DIRECTIONS FOR THIS TASK
Where the word "Predicted" occurs in a line, return that line.

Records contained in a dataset
━━━━━━━━━━━━━━━━━━━━━━━━━━━━━━
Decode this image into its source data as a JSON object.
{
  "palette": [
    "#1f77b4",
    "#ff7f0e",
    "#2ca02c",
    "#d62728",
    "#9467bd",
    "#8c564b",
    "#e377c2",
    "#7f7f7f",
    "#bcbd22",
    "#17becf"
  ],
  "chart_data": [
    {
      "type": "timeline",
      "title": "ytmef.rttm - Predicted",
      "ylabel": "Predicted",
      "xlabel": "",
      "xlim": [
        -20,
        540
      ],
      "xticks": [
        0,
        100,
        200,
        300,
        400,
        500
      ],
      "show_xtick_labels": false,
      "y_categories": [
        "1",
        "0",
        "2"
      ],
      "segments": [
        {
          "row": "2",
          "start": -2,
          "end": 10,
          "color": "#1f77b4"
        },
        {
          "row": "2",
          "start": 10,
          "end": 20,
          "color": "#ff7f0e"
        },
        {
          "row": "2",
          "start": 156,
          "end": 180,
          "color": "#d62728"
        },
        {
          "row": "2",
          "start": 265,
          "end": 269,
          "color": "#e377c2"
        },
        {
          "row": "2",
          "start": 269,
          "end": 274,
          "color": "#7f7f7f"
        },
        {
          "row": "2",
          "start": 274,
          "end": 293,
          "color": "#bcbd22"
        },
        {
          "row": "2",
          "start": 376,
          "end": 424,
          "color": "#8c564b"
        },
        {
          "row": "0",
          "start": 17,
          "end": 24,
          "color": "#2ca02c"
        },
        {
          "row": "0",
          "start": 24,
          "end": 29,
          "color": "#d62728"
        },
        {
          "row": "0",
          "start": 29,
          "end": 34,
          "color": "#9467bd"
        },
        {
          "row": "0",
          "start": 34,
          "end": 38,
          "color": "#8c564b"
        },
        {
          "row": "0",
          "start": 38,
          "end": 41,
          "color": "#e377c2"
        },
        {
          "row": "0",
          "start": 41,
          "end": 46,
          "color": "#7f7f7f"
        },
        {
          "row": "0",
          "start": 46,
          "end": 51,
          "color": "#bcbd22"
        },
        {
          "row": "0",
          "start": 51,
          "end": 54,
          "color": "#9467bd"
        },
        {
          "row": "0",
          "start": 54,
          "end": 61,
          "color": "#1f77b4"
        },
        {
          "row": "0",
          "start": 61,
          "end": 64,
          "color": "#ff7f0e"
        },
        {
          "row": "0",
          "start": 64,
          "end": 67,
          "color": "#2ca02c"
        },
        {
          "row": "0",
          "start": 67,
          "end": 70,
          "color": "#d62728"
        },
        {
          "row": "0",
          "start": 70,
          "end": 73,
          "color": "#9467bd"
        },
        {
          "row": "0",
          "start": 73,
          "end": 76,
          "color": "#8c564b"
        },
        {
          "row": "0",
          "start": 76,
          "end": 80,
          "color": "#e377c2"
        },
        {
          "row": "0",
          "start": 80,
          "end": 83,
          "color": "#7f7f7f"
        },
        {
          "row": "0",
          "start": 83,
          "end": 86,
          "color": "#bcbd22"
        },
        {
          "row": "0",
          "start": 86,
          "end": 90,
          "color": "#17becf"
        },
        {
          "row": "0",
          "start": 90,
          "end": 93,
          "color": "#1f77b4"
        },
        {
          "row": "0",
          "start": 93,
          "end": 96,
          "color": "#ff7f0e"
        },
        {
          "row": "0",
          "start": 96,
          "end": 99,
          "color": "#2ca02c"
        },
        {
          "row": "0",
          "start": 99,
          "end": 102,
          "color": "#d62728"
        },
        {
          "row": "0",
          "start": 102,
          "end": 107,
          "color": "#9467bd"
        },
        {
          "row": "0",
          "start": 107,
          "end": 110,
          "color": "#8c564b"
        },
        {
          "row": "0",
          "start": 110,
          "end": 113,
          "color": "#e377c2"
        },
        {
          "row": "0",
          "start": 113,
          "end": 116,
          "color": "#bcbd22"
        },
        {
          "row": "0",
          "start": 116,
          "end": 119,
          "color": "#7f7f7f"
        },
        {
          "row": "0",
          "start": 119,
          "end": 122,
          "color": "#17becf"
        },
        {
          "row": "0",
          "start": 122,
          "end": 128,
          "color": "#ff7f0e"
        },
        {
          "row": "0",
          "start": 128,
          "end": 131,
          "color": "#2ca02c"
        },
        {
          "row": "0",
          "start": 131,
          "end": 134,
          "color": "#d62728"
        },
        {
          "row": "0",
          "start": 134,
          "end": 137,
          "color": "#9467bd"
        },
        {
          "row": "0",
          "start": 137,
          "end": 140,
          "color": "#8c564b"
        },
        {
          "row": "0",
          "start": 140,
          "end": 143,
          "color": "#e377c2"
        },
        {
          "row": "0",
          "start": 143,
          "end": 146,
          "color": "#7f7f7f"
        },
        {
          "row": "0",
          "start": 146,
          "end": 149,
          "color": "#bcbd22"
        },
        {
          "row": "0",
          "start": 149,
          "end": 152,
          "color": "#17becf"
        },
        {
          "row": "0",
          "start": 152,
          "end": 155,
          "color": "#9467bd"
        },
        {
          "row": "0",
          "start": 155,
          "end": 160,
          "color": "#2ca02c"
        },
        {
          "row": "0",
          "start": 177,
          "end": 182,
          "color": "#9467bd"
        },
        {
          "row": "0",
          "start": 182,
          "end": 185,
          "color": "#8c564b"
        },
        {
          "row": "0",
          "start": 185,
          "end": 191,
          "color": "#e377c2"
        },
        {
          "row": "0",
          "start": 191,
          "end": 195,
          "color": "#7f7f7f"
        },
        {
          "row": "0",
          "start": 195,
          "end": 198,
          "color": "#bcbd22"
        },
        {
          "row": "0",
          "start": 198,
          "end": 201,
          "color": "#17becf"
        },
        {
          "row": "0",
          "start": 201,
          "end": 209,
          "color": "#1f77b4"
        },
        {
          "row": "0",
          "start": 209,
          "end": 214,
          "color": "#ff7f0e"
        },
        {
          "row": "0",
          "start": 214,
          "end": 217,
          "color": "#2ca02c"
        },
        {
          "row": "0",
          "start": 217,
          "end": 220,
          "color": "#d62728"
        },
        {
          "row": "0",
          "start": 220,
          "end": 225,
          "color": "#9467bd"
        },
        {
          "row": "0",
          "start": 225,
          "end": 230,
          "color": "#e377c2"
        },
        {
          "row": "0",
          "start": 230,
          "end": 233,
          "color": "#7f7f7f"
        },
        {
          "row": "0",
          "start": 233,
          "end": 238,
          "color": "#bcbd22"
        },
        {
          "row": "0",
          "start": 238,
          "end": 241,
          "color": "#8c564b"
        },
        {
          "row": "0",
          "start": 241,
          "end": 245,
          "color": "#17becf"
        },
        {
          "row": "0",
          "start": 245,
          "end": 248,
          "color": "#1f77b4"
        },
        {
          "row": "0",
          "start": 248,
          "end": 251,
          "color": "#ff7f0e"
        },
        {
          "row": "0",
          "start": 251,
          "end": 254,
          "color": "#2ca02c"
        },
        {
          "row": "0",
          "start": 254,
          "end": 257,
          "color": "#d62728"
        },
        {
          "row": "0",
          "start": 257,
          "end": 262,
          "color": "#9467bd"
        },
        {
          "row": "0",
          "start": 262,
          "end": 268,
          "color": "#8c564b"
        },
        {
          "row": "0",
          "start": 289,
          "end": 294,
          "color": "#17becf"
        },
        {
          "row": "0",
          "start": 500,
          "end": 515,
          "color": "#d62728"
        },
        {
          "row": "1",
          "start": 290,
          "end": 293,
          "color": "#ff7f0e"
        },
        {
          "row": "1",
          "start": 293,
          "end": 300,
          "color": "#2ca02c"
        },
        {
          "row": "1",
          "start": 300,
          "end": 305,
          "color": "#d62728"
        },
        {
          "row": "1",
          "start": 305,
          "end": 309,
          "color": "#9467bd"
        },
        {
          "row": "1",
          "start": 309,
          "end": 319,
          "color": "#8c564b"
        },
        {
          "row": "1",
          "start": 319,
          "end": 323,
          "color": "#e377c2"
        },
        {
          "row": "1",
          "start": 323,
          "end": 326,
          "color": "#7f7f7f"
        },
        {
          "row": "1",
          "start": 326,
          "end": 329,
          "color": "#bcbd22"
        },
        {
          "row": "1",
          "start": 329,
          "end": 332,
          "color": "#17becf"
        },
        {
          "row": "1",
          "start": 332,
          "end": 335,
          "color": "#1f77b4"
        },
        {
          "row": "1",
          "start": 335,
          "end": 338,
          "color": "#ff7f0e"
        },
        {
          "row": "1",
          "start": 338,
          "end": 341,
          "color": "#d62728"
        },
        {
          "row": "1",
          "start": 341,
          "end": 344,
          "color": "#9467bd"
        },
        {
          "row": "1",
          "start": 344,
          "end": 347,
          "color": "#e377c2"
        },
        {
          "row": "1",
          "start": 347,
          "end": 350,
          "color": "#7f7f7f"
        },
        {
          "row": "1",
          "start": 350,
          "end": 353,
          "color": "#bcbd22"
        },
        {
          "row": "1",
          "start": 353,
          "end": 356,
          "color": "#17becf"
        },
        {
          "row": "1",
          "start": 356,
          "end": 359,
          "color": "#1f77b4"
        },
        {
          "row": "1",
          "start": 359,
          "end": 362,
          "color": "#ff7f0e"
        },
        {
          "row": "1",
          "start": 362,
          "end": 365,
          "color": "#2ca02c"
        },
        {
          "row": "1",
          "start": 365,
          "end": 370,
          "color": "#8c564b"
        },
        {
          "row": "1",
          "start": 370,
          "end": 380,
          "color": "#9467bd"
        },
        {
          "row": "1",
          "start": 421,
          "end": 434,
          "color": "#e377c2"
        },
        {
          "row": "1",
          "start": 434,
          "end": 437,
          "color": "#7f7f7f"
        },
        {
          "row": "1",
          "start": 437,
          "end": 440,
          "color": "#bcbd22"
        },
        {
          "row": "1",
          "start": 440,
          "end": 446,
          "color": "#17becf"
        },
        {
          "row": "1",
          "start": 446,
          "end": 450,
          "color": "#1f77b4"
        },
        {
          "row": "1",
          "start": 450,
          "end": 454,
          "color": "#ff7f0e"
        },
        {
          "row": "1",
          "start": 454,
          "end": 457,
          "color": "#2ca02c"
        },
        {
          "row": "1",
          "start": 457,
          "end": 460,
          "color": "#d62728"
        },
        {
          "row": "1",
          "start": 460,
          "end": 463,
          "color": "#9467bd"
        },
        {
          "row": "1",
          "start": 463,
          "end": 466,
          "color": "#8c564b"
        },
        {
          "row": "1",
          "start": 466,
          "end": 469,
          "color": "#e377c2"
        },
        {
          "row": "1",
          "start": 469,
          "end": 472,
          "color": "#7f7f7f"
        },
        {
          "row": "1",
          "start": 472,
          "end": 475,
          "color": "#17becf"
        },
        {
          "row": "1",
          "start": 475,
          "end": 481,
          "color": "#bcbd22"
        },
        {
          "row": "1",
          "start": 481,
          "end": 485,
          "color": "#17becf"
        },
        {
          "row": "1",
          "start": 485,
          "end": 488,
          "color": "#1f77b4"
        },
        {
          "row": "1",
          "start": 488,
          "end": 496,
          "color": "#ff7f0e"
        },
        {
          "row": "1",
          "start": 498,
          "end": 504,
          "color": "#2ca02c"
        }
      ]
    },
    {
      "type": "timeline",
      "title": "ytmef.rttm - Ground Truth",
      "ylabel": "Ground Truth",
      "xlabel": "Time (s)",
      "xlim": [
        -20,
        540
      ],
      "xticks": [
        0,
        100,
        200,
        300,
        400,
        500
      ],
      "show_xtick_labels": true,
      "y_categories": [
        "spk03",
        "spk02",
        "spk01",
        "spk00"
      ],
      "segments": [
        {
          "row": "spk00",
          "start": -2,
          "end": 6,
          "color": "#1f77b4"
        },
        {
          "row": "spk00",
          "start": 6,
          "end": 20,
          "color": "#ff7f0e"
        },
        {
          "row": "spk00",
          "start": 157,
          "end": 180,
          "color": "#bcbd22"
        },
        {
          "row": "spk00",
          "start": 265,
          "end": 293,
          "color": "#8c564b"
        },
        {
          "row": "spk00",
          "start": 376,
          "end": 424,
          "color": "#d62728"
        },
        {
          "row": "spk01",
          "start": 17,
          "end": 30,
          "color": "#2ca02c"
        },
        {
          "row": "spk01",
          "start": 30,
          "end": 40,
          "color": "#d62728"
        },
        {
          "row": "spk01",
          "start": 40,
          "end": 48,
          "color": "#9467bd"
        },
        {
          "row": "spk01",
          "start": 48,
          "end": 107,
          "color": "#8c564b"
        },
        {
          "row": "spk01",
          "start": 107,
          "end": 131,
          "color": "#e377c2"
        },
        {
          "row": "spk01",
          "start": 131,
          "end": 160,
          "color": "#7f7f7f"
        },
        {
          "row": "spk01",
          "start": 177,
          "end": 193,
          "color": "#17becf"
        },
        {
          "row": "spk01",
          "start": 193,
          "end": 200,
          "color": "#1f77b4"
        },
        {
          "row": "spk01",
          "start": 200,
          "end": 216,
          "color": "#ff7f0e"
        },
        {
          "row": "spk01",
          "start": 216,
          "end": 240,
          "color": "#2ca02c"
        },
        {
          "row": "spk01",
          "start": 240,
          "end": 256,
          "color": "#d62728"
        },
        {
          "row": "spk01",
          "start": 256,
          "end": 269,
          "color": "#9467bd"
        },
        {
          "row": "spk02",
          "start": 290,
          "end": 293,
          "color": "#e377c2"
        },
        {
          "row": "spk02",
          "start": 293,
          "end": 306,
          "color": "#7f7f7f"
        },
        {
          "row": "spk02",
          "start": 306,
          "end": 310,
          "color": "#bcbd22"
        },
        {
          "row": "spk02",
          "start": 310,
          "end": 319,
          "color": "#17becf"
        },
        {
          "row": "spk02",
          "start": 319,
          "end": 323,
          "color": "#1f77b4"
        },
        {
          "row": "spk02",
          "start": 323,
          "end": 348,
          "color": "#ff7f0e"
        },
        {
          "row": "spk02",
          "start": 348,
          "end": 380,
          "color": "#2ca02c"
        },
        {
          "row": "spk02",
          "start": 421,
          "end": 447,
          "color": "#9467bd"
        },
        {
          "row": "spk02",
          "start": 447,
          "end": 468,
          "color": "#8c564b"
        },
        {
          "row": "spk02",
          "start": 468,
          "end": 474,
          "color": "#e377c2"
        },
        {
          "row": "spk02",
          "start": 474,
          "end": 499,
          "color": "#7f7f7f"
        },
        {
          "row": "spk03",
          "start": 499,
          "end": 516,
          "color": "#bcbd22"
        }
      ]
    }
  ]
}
━━━━━━━━━━━━━━━━━━━━━━━━━━━━━━
REPLY TO THE TASK
      "title": "ytmef.rttm - Predicted",
      "ylabel": "Predicted",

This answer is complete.